Using the listing below, give the number of lines where "checkmark" appears, and nothing else.

┏━━

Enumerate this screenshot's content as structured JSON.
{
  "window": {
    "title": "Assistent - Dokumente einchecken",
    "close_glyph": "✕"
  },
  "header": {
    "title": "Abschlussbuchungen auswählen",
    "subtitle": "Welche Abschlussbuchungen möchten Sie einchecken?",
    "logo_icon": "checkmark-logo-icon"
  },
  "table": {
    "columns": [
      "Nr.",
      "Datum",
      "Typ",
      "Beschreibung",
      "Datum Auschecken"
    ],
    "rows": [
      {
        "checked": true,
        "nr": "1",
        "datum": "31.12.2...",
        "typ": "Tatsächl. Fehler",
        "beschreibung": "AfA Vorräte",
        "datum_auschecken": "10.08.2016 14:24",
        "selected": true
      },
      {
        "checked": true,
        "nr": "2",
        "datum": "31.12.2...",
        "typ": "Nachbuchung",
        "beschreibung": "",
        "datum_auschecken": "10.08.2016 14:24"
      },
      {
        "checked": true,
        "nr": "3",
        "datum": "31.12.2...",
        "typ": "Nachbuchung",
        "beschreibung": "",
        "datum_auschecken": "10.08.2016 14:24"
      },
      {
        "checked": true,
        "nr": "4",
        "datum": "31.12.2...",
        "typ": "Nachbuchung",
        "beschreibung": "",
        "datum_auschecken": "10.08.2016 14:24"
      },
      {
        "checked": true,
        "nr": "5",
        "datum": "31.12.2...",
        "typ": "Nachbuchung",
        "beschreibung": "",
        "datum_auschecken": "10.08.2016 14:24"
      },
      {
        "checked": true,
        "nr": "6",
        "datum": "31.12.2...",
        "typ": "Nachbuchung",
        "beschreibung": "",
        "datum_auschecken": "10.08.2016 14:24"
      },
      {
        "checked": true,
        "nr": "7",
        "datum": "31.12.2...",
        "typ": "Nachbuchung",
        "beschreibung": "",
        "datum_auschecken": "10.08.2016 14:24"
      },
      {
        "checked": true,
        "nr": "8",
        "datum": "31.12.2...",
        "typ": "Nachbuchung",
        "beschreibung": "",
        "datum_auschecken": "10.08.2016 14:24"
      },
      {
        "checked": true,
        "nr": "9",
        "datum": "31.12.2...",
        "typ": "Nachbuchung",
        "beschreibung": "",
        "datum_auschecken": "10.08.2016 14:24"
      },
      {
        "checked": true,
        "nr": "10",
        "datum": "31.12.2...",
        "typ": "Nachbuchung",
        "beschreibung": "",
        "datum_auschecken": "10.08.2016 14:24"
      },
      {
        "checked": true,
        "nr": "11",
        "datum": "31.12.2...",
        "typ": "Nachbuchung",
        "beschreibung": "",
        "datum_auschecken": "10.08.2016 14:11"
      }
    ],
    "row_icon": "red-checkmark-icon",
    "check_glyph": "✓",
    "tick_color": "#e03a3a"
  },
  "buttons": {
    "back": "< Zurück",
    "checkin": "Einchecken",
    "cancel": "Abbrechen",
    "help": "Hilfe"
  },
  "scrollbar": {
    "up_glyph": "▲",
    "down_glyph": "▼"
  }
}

┗━━

- _WRITTEN RESPONSE_:
2